[A run of records]

§

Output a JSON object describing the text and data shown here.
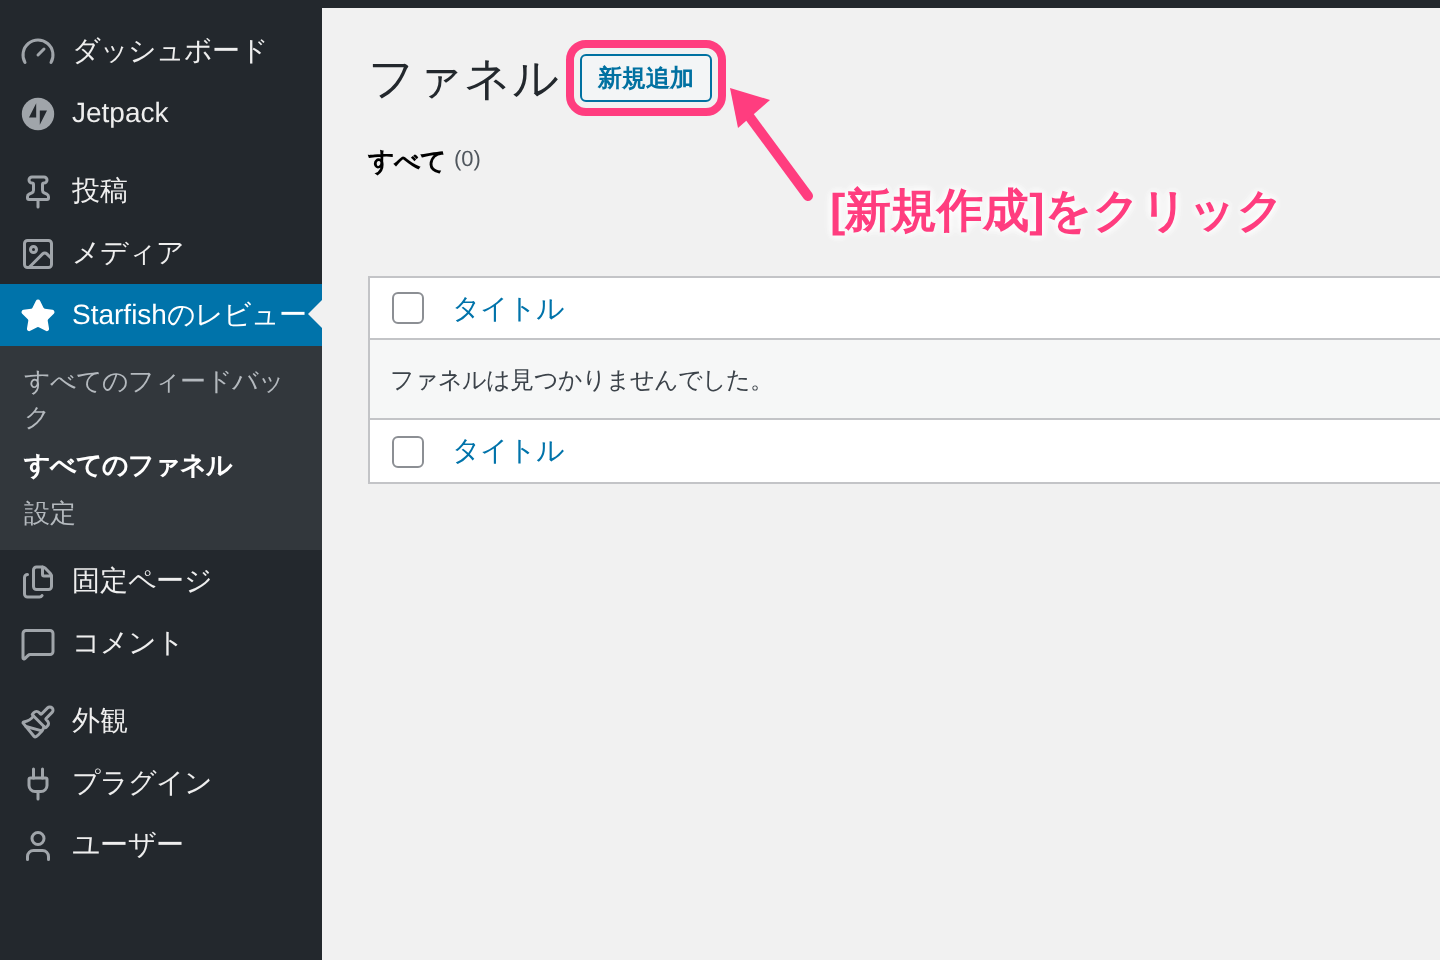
{
  "sidebar": {
    "menu_groups": [
      [
        {
          "label": "ダッシュボード",
          "selected": false
        },
        {
          "label": "Jetpack",
          "selected": false
        }
      ],
      [
        {
          "label": "投稿",
          "selected": false
        },
        {
          "label": "メディア",
          "selected": false
        },
        {
          "label": "Starfishのレビュー",
          "selected": true,
          "submenu": [
            {
              "label": "すべてのフィードバック",
              "selected": false
            },
            {
              "label": "すべてのファネル",
              "selected": true
            },
            {
              "label": "設定",
              "selected": false
            }
          ]
        },
        {
          "label": "固定ページ",
          "selected": false
        },
        {
          "label": "コメント",
          "selected": false
        }
      ],
      [
        {
          "label": "外観",
          "selected": false
        },
        {
          "label": "プラグイン",
          "selected": false
        },
        {
          "label": "ユーザー",
          "selected": false
        }
      ]
    ]
  },
  "page": {
    "title": "ファネル",
    "add_button": "新規追加",
    "filter": {
      "label": "すべて",
      "count": "(0)"
    }
  },
  "table": {
    "header": {
      "title": "タイトル",
      "checked": false
    },
    "empty_message": "ファネルは見つかりませんでした。",
    "footer": {
      "title": "タイトル",
      "checked": false
    }
  },
  "annotation": {
    "text": "[新規作成]をクリック"
  }
}
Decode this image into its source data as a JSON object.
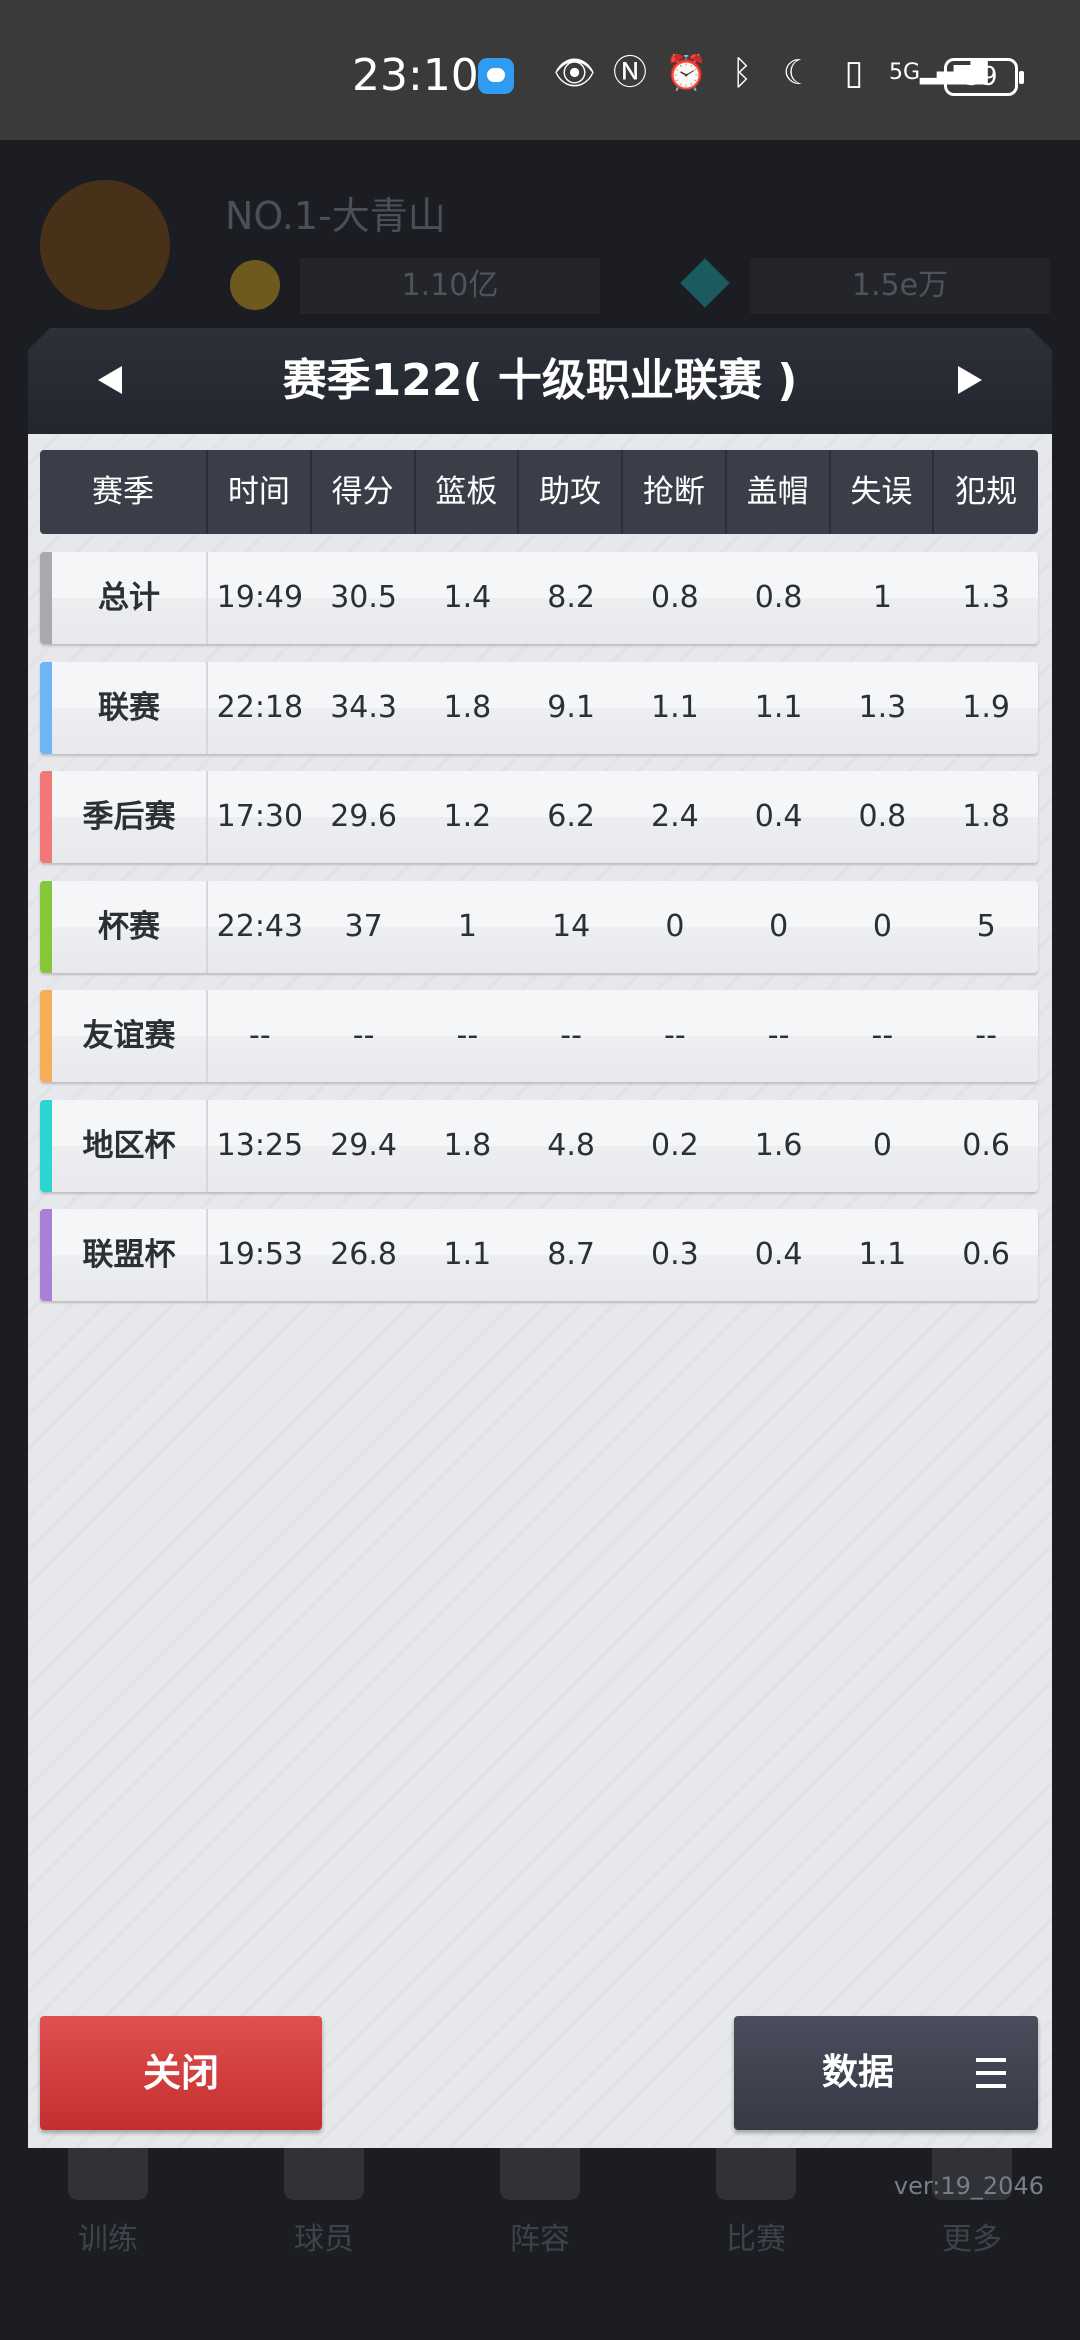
{
  "status_bar": {
    "time": "23:10",
    "battery": "59",
    "icons": [
      "message-icon",
      "eye-icon",
      "nfc-icon",
      "alarm-icon",
      "bluetooth-icon",
      "moon-icon",
      "vibrate-icon",
      "signal-5g-icon"
    ]
  },
  "background": {
    "player_name": "NO.1-大青山",
    "gold": "1.10亿",
    "gems": "1.5e万",
    "nav": [
      "训练",
      "球员",
      "阵容",
      "比赛",
      "更多"
    ],
    "version": "ver:19_2046"
  },
  "modal": {
    "title": "赛季122( 十级职业联赛 )",
    "columns": [
      "赛季",
      "时间",
      "得分",
      "篮板",
      "助攻",
      "抢断",
      "盖帽",
      "失误",
      "犯规"
    ],
    "rows": [
      {
        "name": "总计",
        "color": "#a8a9ac",
        "values": [
          "19:49",
          "30.5",
          "1.4",
          "8.2",
          "0.8",
          "0.8",
          "1",
          "1.3"
        ]
      },
      {
        "name": "联赛",
        "color": "#6fb4f5",
        "values": [
          "22:18",
          "34.3",
          "1.8",
          "9.1",
          "1.1",
          "1.1",
          "1.3",
          "1.9"
        ]
      },
      {
        "name": "季后赛",
        "color": "#f27878",
        "values": [
          "17:30",
          "29.6",
          "1.2",
          "6.2",
          "2.4",
          "0.4",
          "0.8",
          "1.8"
        ]
      },
      {
        "name": "杯赛",
        "color": "#84c83a",
        "values": [
          "22:43",
          "37",
          "1",
          "14",
          "0",
          "0",
          "0",
          "5"
        ]
      },
      {
        "name": "友谊赛",
        "color": "#f6ad55",
        "values": [
          "--",
          "--",
          "--",
          "--",
          "--",
          "--",
          "--",
          "--"
        ]
      },
      {
        "name": "地区杯",
        "color": "#2ad6cf",
        "values": [
          "13:25",
          "29.4",
          "1.8",
          "4.8",
          "0.2",
          "1.6",
          "0",
          "0.6"
        ]
      },
      {
        "name": "联盟杯",
        "color": "#ab7fd6",
        "values": [
          "19:53",
          "26.8",
          "1.1",
          "8.7",
          "0.3",
          "0.4",
          "1.1",
          "0.6"
        ]
      }
    ],
    "close_label": "关闭",
    "data_label": "数据"
  }
}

§

Exercise description: Do not copy the pictures, but repeat every line exactly.

In response:
Output a JSON object describing the text and data shown here.
{
  "sidebar": {
    "menu_groups": [
      [
        {
          "label": "ダッシュボード",
          "selected": false
        },
        {
          "label": "Jetpack",
          "selected": false
        }
      ],
      [
        {
          "label": "投稿",
          "selected": false
        },
        {
          "label": "メディア",
          "selected": false
        },
        {
          "label": "Starfishのレビュー",
          "selected": true,
          "submenu": [
            {
              "label": "すべてのフィードバック",
              "selected": false
            },
            {
              "label": "すべてのファネル",
              "selected": true
            },
            {
              "label": "設定",
              "selected": false
            }
          ]
        },
        {
          "label": "固定ページ",
          "selected": false
        },
        {
          "label": "コメント",
          "selected": false
        }
      ],
      [
        {
          "label": "外観",
          "selected": false
        },
        {
          "label": "プラグイン",
          "selected": false
        },
        {
          "label": "ユーザー",
          "selected": false
        }
      ]
    ]
  },
  "page": {
    "title": "ファネル",
    "add_button": "新規追加",
    "filter": {
      "label": "すべて",
      "count": "(0)"
    }
  },
  "table": {
    "header": {
      "title": "タイトル",
      "checked": false
    },
    "empty_message": "ファネルは見つかりませんでした。",
    "footer": {
      "title": "タイトル",
      "checked": false
    }
  },
  "annotation": {
    "text": "[新規作成]をクリック"
  }
}
Decode this image into its source data as a JSON object.
{
  "status_bar": {
    "time": "23:10",
    "battery": "59",
    "icons": [
      "message-icon",
      "eye-icon",
      "nfc-icon",
      "alarm-icon",
      "bluetooth-icon",
      "moon-icon",
      "vibrate-icon",
      "signal-5g-icon"
    ]
  },
  "background": {
    "player_name": "NO.1-大青山",
    "gold": "1.10亿",
    "gems": "1.5e万",
    "nav": [
      "训练",
      "球员",
      "阵容",
      "比赛",
      "更多"
    ],
    "version": "ver:19_2046"
  },
  "modal": {
    "title": "赛季122( 十级职业联赛 )",
    "columns": [
      "赛季",
      "时间",
      "得分",
      "篮板",
      "助攻",
      "抢断",
      "盖帽",
      "失误",
      "犯规"
    ],
    "rows": [
      {
        "name": "总计",
        "color": "#a8a9ac",
        "values": [
          "19:49",
          "30.5",
          "1.4",
          "8.2",
          "0.8",
          "0.8",
          "1",
          "1.3"
        ]
      },
      {
        "name": "联赛",
        "color": "#6fb4f5",
        "values": [
          "22:18",
          "34.3",
          "1.8",
          "9.1",
          "1.1",
          "1.1",
          "1.3",
          "1.9"
        ]
      },
      {
        "name": "季后赛",
        "color": "#f27878",
        "values": [
          "17:30",
          "29.6",
          "1.2",
          "6.2",
          "2.4",
          "0.4",
          "0.8",
          "1.8"
        ]
      },
      {
        "name": "杯赛",
        "color": "#84c83a",
        "values": [
          "22:43",
          "37",
          "1",
          "14",
          "0",
          "0",
          "0",
          "5"
        ]
      },
      {
        "name": "友谊赛",
        "color": "#f6ad55",
        "values": [
          "--",
          "--",
          "--",
          "--",
          "--",
          "--",
          "--",
          "--"
        ]
      },
      {
        "name": "地区杯",
        "color": "#2ad6cf",
        "values": [
          "13:25",
          "29.4",
          "1.8",
          "4.8",
          "0.2",
          "1.6",
          "0",
          "0.6"
        ]
      },
      {
        "name": "联盟杯",
        "color": "#ab7fd6",
        "values": [
          "19:53",
          "26.8",
          "1.1",
          "8.7",
          "0.3",
          "0.4",
          "1.1",
          "0.6"
        ]
      }
    ],
    "close_label": "关闭",
    "data_label": "数据"
  }
}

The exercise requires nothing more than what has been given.